GOAL OF THE EXERCISE =>
Write out each line from the data below that includes the word "text".

── DATASET

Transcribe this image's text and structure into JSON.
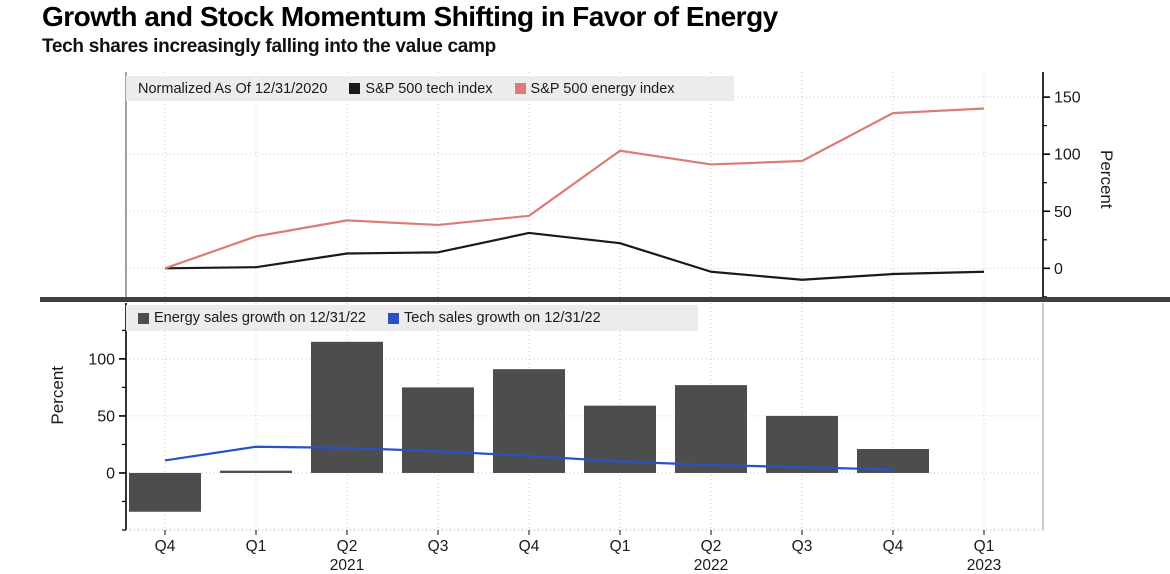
{
  "page": {
    "title": "Growth and Stock Momentum Shifting in Favor of Energy",
    "subtitle": "Tech shares increasingly falling into the value camp"
  },
  "colors": {
    "tech_index_line": "#1a1a1a",
    "energy_index_line": "#dd7c74",
    "energy_sales_bar": "#4d4d4d",
    "tech_sales_line": "#2a50c8",
    "legend_background": "#ececec",
    "divider": "#3f3f3f",
    "gridline": "#c9c9c9"
  },
  "chart_data": [
    {
      "type": "line",
      "panel": "top",
      "legend_note": "Normalized As Of 12/31/2020",
      "categories": [
        "Q4 2020",
        "Q1 2021",
        "Q2 2021",
        "Q3 2021",
        "Q4 2021",
        "Q1 2022",
        "Q2 2022",
        "Q3 2022",
        "Q4 2022",
        "Q1 2023"
      ],
      "series": [
        {
          "name": "S&P 500 tech index",
          "type": "line",
          "color": "#1a1a1a",
          "values": [
            0,
            1,
            13,
            14,
            31,
            22,
            -3,
            -10,
            -5,
            -3
          ]
        },
        {
          "name": "S&P 500 energy index",
          "type": "line",
          "color": "#dd7c74",
          "values": [
            0,
            28,
            42,
            38,
            46,
            103,
            91,
            94,
            136,
            140
          ]
        }
      ],
      "ylabel": "Percent",
      "yticks": [
        0,
        50,
        100,
        150
      ],
      "minor_tick_step": 25,
      "ylim": [
        -26,
        172
      ],
      "axis_side": "right",
      "grid": true,
      "legend_position": "top-inside"
    },
    {
      "type": "bar",
      "panel": "bottom",
      "categories": [
        "Q4 2020",
        "Q1 2021",
        "Q2 2021",
        "Q3 2021",
        "Q4 2021",
        "Q1 2022",
        "Q2 2022",
        "Q3 2022",
        "Q4 2022",
        "Q1 2023"
      ],
      "series": [
        {
          "name": "Energy sales growth on 12/31/22",
          "type": "bar",
          "color": "#4d4d4d",
          "values": [
            -34,
            2,
            115,
            75,
            91,
            59,
            77,
            50,
            21,
            null
          ]
        },
        {
          "name": "Tech sales growth on 12/31/22",
          "type": "line",
          "color": "#2a50c8",
          "values": [
            11,
            23,
            22,
            19,
            15,
            10,
            7,
            5,
            3,
            null
          ]
        }
      ],
      "ylabel": "Percent",
      "yticks": [
        0,
        50,
        100
      ],
      "minor_tick_step": 25,
      "ylim": [
        -50,
        149
      ],
      "axis_side": "left",
      "grid": true,
      "legend_position": "top-inside",
      "xtick_labels": [
        "Q4",
        "Q1",
        "Q2",
        "Q3",
        "Q4",
        "Q1",
        "Q2",
        "Q3",
        "Q4",
        "Q1"
      ],
      "year_labels": [
        {
          "text": "2021",
          "index": 2
        },
        {
          "text": "2022",
          "index": 6
        },
        {
          "text": "2023",
          "index": 9
        }
      ]
    }
  ]
}
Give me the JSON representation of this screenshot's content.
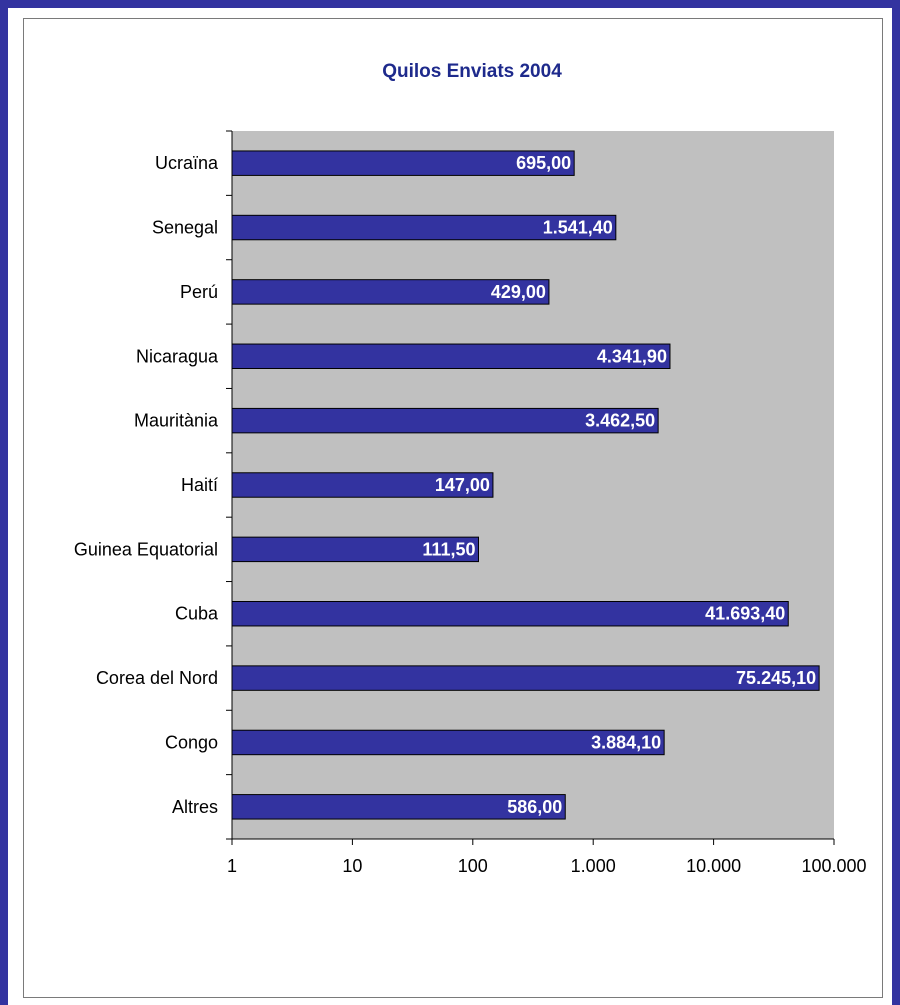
{
  "chart_data": {
    "type": "bar",
    "orientation": "horizontal",
    "title": "Quilos Enviats 2004",
    "xlabel": "",
    "ylabel": "",
    "x_scale": "log",
    "xlim": [
      1,
      100000
    ],
    "x_ticks": [
      "1",
      "10",
      "100",
      "1.000",
      "10.000",
      "100.000"
    ],
    "x_tick_values": [
      1,
      10,
      100,
      1000,
      10000,
      100000
    ],
    "grid": false,
    "legend": "none",
    "colors": {
      "bar": "#3333a0",
      "plot_bg": "#c0c0c0",
      "title": "#1e2a8c"
    },
    "categories": [
      "Ucraïna",
      "Senegal",
      "Perú",
      "Nicaragua",
      "Mauritània",
      "Haití",
      "Guinea Equatorial",
      "Cuba",
      "Corea del Nord",
      "Congo",
      "Altres"
    ],
    "values": [
      695.0,
      1541.4,
      429.0,
      4341.9,
      3462.5,
      147.0,
      111.5,
      41693.4,
      75245.1,
      3884.1,
      586.0
    ],
    "data_labels": [
      "695,00",
      "1.541,40",
      "429,00",
      "4.341,90",
      "3.462,50",
      "147,00",
      "111,50",
      "41.693,40",
      "75.245,10",
      "3.884,10",
      "586,00"
    ]
  }
}
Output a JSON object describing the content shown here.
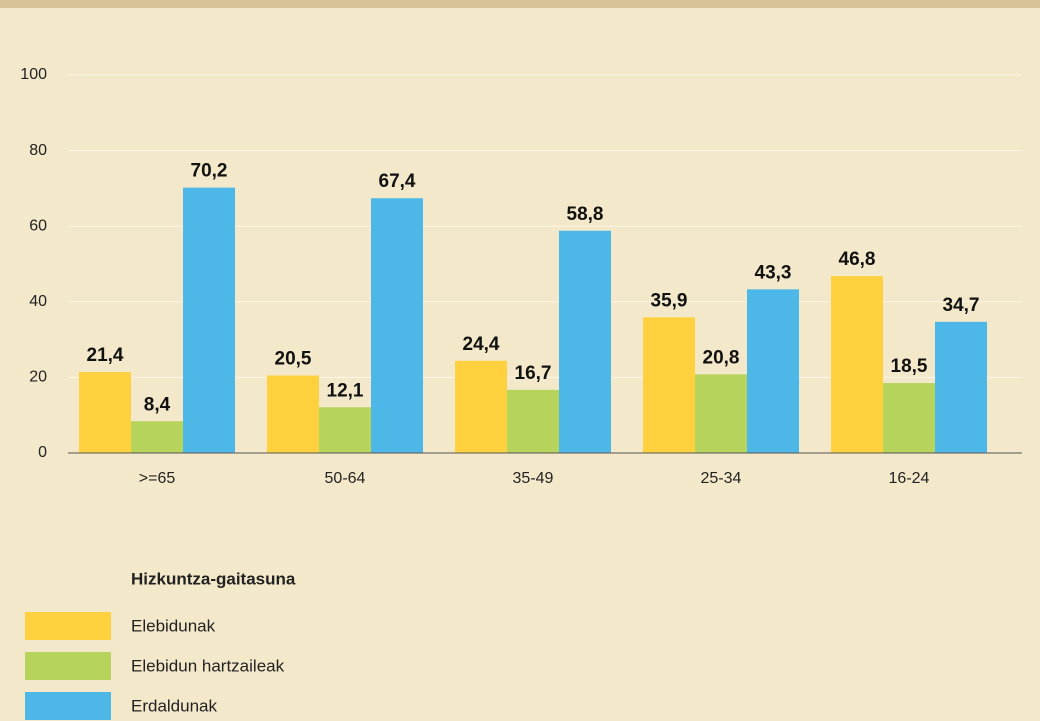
{
  "chart_data": {
    "type": "bar",
    "categories": [
      ">=65",
      "50-64",
      "35-49",
      "25-34",
      "16-24"
    ],
    "legend_title": "Hizkuntza-gaitasuna",
    "series": [
      {
        "name": "Elebidunak",
        "color": "#ffd13f",
        "values": [
          21.4,
          20.5,
          24.4,
          35.9,
          46.8
        ],
        "value_labels": [
          "21,4",
          "20,5",
          "24,4",
          "35,9",
          "46,8"
        ]
      },
      {
        "name": "Elebidun hartzaileak",
        "color": "#b6d35c",
        "values": [
          8.4,
          12.1,
          16.7,
          20.8,
          18.5
        ],
        "value_labels": [
          "8,4",
          "12,1",
          "16,7",
          "20,8",
          "18,5"
        ]
      },
      {
        "name": "Erdaldunak",
        "color": "#4db8e8",
        "values": [
          70.2,
          67.4,
          58.8,
          43.3,
          34.7
        ],
        "value_labels": [
          "70,2",
          "67,4",
          "58,8",
          "43,3",
          "34,7"
        ]
      }
    ],
    "ylim": [
      0,
      100
    ],
    "yticks": [
      0,
      20,
      40,
      60,
      80,
      100
    ],
    "grid": true
  }
}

────

EXERCISE OUTPUT =>
Transcribe this image's text and structure into JSON.
          "text": "2021",
          "text": "2022",
          "text": "2023",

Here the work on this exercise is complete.